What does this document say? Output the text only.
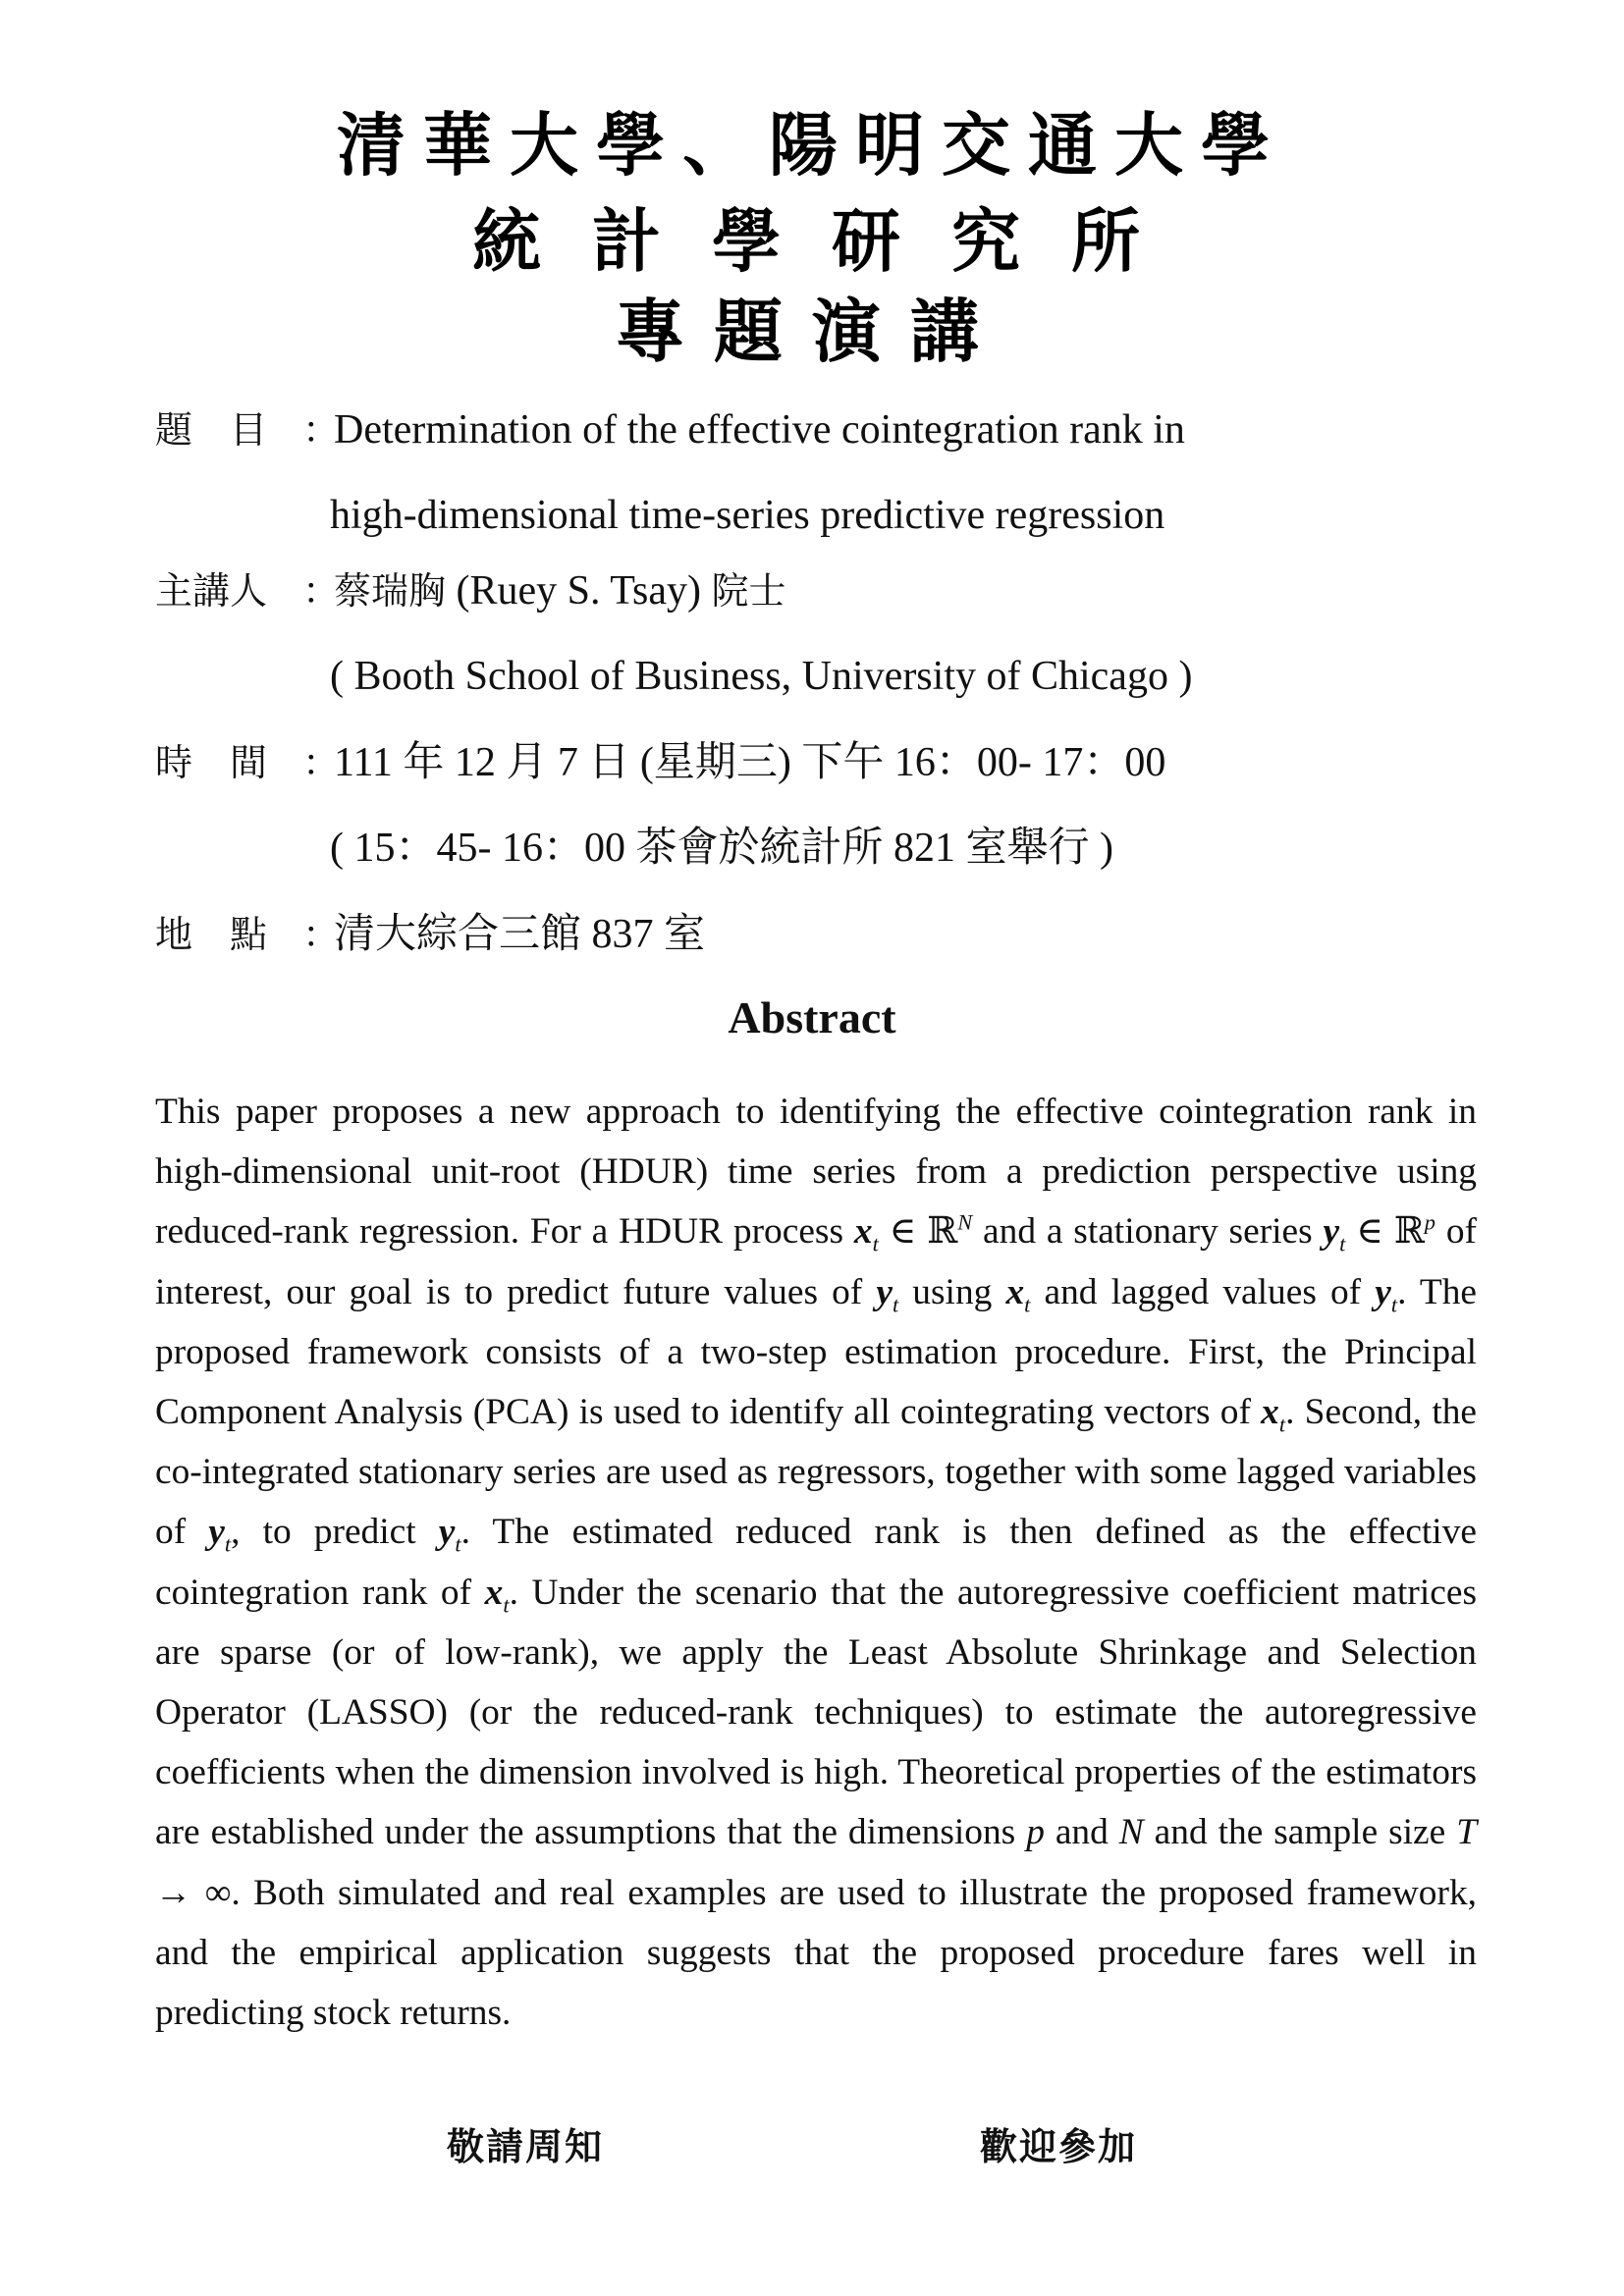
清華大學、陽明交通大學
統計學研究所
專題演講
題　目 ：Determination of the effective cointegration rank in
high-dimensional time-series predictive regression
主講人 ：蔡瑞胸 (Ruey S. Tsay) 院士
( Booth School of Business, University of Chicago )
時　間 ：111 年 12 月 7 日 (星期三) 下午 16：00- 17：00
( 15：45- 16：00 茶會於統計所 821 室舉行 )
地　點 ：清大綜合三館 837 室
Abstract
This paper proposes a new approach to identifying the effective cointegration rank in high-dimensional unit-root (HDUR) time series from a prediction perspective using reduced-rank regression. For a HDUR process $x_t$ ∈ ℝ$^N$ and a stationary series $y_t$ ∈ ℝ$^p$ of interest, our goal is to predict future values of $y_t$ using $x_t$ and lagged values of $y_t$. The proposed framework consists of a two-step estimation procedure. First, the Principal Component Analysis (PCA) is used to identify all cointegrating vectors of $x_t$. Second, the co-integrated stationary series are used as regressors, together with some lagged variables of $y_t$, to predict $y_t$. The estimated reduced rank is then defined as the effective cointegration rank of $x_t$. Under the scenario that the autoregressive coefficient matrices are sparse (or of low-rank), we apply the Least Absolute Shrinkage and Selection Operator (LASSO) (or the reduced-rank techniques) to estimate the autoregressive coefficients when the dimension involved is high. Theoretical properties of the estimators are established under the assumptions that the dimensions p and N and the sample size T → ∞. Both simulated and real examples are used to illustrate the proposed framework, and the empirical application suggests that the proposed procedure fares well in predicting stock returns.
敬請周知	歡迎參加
○ ○ ○ ○
GIVEN PROBLEM – Without the pictures, transcribe the listing above exactly.

EXERCISE RESPONSE –
What does this document say? Output the text only.
清華大學、陽明交通大學
統計學研究所
專題演講
題　目 ：Determination of the effective cointegration rank in
high-dimensional time-series predictive regression
主講人 ：蔡瑞胸 (Ruey S. Tsay) 院士
( Booth School of Business, University of Chicago )
時　間 ：111 年 12 月 7 日 (星期三) 下午 16：00- 17：00
( 15：45- 16：00 茶會於統計所 821 室舉行 )
地　點 ：清大綜合三館 837 室
Abstract
This paper proposes a new approach to identifying the effective cointegration rank in high-dimensional unit-root (HDUR) time series from a prediction perspective using reduced-rank regression. For a HDUR process $x_t$ ∈ ℝ$^N$ and a stationary series $y_t$ ∈ ℝ$^p$ of interest, our goal is to predict future values of $y_t$ using $x_t$ and lagged values of $y_t$. The proposed framework consists of a two-step estimation procedure. First, the Principal Component Analysis (PCA) is used to identify all cointegrating vectors of $x_t$. Second, the co-integrated stationary series are used as regressors, together with some lagged variables of $y_t$, to predict $y_t$. The estimated reduced rank is then defined as the effective cointegration rank of $x_t$. Under the scenario that the autoregressive coefficient matrices are sparse (or of low-rank), we apply the Least Absolute Shrinkage and Selection Operator (LASSO) (or the reduced-rank techniques) to estimate the autoregressive coefficients when the dimension involved is high. Theoretical properties of the estimators are established under the assumptions that the dimensions p and N and the sample size T → ∞. Both simulated and real examples are used to illustrate the proposed framework, and the empirical application suggests that the proposed procedure fares well in predicting stock returns.
敬請周知	歡迎參加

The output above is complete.